--- BEGIN GIVEN RECORDS ---

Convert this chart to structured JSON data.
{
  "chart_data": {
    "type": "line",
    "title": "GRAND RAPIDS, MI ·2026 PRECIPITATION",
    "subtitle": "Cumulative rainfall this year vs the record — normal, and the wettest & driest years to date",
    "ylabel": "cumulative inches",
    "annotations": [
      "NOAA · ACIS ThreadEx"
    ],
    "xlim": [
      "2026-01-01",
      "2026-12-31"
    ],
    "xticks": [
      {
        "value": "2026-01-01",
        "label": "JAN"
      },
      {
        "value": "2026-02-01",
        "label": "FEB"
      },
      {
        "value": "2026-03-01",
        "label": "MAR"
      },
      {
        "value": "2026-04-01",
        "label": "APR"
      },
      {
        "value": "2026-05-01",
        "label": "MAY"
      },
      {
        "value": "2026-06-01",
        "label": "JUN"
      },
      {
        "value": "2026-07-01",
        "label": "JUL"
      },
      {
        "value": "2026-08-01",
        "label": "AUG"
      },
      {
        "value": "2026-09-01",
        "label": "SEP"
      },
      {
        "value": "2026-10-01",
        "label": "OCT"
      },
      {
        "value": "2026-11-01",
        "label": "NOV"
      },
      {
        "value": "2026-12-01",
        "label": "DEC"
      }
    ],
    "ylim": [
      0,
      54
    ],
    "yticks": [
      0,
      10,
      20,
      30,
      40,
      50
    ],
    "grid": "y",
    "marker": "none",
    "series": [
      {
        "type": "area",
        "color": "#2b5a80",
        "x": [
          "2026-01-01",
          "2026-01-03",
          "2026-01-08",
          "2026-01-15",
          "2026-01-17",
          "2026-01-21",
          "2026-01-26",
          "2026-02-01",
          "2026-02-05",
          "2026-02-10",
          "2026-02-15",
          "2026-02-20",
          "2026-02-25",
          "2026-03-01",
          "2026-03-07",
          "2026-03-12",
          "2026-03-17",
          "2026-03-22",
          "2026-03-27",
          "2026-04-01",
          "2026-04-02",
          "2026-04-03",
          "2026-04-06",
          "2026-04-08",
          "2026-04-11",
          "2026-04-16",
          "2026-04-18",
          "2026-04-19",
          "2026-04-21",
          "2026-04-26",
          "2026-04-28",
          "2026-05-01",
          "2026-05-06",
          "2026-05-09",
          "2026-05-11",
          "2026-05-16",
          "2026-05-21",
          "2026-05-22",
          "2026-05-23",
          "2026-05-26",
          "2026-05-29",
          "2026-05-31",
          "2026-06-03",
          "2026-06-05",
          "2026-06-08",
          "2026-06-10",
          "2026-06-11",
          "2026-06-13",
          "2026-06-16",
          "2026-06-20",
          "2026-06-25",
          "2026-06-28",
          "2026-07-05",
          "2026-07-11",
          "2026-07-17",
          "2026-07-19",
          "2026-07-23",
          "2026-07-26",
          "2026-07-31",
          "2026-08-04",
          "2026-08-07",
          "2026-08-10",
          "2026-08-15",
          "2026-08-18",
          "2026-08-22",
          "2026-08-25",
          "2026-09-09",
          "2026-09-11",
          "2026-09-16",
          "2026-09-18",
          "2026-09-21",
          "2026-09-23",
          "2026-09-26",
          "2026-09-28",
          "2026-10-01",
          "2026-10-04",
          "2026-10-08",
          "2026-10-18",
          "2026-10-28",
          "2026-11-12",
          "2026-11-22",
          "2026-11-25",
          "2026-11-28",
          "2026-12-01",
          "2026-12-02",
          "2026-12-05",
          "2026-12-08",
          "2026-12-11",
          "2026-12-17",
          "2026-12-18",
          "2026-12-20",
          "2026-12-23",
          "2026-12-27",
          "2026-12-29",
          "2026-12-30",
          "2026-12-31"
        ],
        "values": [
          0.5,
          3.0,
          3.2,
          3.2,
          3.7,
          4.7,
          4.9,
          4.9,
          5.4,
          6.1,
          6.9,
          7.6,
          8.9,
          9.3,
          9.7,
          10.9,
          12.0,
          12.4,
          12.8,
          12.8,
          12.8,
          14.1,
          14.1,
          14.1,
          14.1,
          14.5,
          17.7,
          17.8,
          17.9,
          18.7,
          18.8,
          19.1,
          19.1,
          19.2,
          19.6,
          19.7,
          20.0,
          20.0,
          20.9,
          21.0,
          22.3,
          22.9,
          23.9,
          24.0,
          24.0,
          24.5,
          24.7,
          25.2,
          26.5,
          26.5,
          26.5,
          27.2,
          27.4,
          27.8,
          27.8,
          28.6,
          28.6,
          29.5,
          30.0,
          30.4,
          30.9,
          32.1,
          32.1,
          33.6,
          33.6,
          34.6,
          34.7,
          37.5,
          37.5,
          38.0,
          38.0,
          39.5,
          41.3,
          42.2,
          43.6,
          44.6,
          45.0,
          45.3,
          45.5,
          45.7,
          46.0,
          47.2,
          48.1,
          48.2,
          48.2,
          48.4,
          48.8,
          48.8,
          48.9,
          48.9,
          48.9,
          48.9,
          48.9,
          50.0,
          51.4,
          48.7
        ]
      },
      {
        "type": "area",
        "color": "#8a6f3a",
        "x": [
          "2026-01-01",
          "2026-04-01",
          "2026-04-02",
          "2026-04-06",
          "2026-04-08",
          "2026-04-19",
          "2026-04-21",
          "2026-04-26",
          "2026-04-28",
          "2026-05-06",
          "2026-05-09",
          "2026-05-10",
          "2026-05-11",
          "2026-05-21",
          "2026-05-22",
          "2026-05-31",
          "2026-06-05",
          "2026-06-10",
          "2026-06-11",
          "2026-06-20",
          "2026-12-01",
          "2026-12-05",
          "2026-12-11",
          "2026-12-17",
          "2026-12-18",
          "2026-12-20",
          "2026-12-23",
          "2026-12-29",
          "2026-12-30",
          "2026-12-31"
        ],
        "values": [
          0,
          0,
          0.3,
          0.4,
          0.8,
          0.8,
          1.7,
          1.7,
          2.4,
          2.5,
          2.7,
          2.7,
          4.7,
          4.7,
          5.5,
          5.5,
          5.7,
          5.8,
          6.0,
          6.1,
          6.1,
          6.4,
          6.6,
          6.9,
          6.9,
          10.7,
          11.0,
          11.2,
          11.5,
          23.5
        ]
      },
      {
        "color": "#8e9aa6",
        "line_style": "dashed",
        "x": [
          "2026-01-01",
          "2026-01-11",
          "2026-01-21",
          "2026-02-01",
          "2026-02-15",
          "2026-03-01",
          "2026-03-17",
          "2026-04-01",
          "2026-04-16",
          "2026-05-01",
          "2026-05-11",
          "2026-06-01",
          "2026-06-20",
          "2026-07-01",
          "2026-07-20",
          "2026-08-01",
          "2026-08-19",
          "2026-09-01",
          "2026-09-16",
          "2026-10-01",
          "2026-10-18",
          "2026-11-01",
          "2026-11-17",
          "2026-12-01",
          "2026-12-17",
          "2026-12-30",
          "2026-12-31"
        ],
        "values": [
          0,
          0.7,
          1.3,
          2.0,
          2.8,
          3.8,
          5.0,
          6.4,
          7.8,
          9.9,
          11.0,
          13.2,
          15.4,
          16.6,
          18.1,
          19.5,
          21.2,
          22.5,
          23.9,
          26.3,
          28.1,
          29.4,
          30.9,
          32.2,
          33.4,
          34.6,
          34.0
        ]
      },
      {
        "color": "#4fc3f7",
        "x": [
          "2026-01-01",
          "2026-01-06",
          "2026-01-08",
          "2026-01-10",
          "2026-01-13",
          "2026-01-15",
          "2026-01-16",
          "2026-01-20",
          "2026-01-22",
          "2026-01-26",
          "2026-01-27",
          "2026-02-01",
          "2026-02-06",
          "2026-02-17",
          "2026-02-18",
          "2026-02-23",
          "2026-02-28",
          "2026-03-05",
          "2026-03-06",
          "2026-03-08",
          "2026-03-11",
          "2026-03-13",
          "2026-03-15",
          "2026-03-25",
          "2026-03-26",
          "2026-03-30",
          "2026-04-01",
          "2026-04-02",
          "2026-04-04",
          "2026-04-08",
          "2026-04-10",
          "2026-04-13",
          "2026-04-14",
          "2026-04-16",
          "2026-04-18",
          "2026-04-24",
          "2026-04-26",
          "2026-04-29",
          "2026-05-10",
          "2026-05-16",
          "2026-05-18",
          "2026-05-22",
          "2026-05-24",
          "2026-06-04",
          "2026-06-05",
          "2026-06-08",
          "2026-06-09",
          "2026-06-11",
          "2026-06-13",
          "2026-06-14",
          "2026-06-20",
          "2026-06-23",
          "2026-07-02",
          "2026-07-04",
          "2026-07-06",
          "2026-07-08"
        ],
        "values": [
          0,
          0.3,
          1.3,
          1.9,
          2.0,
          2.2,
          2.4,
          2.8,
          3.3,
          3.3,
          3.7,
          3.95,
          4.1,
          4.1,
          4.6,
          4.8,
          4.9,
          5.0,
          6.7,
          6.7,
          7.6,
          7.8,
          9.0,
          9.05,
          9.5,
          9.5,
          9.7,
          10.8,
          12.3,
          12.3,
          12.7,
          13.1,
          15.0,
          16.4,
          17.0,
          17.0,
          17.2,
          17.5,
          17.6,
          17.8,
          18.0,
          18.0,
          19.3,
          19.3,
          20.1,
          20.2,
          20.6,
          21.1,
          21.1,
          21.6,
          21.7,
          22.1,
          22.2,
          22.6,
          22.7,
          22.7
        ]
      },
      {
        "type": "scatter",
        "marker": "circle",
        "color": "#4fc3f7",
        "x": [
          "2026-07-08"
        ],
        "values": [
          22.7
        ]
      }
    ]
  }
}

--- END GIVEN RECORDS ---

YOUR INSTRUCTIONS -> From the entries above, select each line containing the string "color".

WRITTEN ANSWER ->
        "color": "#2b5a80",
        "color": "#8a6f3a",
        "color": "#8e9aa6",
        "color": "#4fc3f7",
        "color": "#4fc3f7",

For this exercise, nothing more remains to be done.